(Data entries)
============

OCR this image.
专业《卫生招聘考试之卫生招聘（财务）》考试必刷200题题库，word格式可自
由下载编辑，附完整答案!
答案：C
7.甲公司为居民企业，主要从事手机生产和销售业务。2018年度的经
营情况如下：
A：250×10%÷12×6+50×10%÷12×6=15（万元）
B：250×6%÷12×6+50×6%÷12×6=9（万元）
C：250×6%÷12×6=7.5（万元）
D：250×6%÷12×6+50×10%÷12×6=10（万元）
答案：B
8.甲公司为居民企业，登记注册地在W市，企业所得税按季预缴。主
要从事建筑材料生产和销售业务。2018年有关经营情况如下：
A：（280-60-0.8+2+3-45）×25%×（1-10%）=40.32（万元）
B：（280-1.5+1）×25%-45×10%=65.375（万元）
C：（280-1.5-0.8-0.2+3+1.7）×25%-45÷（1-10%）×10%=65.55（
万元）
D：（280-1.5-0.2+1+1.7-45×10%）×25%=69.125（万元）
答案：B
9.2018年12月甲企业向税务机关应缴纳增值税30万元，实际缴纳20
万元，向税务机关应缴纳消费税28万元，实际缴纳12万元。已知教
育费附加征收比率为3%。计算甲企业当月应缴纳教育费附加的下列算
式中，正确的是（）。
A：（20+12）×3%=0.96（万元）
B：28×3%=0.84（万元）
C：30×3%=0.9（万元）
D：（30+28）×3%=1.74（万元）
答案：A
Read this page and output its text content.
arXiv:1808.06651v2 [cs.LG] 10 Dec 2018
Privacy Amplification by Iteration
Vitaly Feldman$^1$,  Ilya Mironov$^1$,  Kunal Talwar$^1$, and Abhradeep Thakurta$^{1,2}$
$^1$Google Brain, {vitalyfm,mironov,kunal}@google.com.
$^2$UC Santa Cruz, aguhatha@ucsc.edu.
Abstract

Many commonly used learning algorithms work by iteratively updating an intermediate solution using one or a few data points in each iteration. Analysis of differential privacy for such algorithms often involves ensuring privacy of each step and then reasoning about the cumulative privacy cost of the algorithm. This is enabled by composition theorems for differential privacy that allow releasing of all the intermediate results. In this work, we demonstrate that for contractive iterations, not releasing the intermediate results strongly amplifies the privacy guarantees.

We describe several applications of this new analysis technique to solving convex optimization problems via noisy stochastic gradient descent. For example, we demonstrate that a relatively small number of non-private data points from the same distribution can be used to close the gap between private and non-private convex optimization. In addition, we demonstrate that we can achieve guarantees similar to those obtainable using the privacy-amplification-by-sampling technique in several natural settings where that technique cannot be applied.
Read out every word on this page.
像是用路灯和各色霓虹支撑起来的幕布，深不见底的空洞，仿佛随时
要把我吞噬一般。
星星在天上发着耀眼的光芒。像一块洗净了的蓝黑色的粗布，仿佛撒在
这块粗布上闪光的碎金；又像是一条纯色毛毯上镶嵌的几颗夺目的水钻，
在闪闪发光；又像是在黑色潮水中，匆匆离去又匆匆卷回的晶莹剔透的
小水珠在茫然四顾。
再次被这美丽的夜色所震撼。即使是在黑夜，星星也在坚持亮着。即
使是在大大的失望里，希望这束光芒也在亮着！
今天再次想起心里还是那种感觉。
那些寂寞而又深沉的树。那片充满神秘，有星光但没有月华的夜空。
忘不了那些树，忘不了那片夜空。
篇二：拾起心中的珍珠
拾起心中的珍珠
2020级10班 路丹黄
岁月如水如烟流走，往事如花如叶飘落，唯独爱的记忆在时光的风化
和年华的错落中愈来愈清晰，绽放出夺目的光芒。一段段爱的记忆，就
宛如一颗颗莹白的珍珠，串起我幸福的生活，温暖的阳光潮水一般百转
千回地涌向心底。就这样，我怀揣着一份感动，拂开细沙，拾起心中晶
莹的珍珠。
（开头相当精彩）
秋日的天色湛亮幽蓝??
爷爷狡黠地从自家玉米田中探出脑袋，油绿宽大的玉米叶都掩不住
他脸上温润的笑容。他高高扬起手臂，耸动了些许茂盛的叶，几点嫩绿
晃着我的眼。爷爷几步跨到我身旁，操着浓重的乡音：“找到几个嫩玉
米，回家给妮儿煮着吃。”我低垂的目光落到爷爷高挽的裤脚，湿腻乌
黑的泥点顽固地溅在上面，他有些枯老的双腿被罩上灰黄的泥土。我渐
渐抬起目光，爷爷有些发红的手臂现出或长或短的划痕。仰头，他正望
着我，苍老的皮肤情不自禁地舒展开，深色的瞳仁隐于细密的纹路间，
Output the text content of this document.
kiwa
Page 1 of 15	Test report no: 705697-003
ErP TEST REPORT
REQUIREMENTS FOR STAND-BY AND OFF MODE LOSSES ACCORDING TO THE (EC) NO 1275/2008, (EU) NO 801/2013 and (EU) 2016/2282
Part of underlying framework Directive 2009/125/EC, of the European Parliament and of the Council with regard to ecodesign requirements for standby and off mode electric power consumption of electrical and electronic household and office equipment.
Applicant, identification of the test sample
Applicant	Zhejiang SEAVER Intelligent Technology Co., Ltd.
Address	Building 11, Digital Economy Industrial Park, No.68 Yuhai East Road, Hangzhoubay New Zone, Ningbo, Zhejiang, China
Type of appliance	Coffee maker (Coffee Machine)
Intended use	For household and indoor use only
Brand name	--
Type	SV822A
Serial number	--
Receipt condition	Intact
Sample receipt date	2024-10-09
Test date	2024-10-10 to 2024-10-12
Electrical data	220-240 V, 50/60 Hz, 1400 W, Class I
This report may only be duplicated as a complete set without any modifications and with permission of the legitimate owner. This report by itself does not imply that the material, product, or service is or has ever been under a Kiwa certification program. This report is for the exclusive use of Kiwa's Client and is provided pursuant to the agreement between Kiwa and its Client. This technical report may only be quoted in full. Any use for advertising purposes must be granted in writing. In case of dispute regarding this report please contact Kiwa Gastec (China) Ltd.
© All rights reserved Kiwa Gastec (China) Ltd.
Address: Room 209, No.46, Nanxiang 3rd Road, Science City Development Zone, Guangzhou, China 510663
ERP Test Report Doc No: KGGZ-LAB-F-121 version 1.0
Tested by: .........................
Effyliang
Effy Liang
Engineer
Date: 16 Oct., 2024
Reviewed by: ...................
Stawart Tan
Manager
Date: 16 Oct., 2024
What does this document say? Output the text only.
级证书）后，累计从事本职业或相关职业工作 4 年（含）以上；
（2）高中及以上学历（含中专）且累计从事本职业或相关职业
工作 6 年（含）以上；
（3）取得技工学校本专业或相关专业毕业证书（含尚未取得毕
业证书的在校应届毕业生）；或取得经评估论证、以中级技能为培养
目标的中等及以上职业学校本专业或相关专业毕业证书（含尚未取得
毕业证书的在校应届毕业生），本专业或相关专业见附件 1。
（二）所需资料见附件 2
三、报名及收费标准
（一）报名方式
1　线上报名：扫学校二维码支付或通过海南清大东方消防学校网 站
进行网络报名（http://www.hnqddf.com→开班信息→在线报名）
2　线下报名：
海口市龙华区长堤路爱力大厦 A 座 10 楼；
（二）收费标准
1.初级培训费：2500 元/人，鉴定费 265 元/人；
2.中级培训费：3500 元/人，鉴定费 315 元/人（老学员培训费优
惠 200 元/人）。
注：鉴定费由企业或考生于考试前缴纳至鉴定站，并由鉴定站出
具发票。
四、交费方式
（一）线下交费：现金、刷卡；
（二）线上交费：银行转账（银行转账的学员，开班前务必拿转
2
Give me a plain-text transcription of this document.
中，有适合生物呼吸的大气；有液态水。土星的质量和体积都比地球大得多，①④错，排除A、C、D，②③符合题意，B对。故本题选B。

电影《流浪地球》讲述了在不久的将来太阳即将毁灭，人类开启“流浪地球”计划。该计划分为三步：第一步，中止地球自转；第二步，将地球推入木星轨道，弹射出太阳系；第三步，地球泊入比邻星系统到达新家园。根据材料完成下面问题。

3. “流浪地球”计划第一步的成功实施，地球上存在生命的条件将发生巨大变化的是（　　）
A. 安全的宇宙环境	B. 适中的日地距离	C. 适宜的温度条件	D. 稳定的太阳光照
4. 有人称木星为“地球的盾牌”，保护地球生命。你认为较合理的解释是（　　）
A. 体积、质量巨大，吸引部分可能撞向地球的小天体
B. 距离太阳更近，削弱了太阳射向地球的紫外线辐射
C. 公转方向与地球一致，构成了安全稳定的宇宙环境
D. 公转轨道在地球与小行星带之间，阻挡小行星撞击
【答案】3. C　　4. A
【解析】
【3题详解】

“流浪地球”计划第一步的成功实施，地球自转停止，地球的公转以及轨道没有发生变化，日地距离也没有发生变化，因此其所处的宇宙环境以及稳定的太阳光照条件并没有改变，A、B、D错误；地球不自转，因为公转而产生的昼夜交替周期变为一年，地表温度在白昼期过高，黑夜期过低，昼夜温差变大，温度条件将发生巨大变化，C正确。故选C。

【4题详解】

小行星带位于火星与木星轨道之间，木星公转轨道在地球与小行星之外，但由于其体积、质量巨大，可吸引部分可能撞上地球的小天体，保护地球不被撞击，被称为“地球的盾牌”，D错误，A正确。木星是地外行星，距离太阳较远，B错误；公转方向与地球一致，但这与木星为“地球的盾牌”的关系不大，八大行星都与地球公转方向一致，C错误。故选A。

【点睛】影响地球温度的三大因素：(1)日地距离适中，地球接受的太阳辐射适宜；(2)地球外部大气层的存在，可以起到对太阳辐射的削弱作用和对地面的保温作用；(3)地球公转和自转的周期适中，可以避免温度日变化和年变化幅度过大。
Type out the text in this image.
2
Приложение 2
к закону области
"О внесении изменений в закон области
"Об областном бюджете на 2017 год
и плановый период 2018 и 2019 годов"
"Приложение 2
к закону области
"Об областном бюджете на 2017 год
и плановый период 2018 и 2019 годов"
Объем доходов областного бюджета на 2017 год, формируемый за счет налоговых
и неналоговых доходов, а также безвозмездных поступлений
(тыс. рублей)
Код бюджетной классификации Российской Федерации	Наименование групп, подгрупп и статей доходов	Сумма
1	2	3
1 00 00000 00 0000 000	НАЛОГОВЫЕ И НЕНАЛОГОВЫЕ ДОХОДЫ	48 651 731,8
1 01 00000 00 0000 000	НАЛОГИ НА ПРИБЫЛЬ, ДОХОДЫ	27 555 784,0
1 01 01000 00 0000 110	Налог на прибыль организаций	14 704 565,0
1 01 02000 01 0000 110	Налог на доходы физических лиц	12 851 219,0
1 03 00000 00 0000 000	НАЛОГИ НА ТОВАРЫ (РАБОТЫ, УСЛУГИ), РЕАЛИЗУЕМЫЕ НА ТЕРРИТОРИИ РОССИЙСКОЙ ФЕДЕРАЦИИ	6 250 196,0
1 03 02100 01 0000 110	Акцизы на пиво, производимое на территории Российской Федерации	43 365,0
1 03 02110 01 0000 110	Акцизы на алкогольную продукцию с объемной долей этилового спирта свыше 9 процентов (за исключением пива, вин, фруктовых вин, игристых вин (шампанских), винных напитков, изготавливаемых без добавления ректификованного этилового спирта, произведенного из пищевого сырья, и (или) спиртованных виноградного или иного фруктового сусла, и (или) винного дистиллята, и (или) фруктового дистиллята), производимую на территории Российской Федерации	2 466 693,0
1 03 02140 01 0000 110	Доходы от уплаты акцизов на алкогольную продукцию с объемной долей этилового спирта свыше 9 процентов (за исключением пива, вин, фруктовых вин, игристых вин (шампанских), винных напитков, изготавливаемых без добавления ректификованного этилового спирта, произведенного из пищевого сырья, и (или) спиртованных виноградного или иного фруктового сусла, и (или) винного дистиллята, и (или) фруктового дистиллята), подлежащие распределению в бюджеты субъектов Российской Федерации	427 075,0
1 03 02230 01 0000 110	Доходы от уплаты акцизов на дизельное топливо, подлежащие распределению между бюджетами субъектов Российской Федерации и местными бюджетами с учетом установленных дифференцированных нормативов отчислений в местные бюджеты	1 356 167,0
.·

============

- Requirements -
Where a line holds "свыше", copy it out.

- Output of the exercise -
1 03 02110 01 0000 110	Акцизы на алкогольную продукцию с объемной долей этилового спирта свыше 9 процентов (за исключением пива, вин, фруктовых вин, игристых вин (шампанских), винных напитков, изготавливаемых без добавления ректификованного этилового спирта, произведенного из пищевого сырья, и (или) спиртованных виноградного или иного фруктового сусла, и (или) винного дистиллята, и (или) фруктового дистиллята), производимую на территории Российской Федерации	2 466 693,0
1 03 02140 01 0000 110	Доходы от уплаты акцизов на алкогольную продукцию с объемной долей этилового спирта свыше 9 процентов (за исключением пива, вин, фруктовых вин, игристых вин (шампанских), винных напитков, изготавливаемых без добавления ректификованного этилового спирта, произведенного из пищевого сырья, и (или) спиртованных виноградного или иного фруктового сусла, и (или) винного дистиллята, и (или) фруктового дистиллята), подлежащие распределению в бюджеты субъектов Российской Федерации	427 075,0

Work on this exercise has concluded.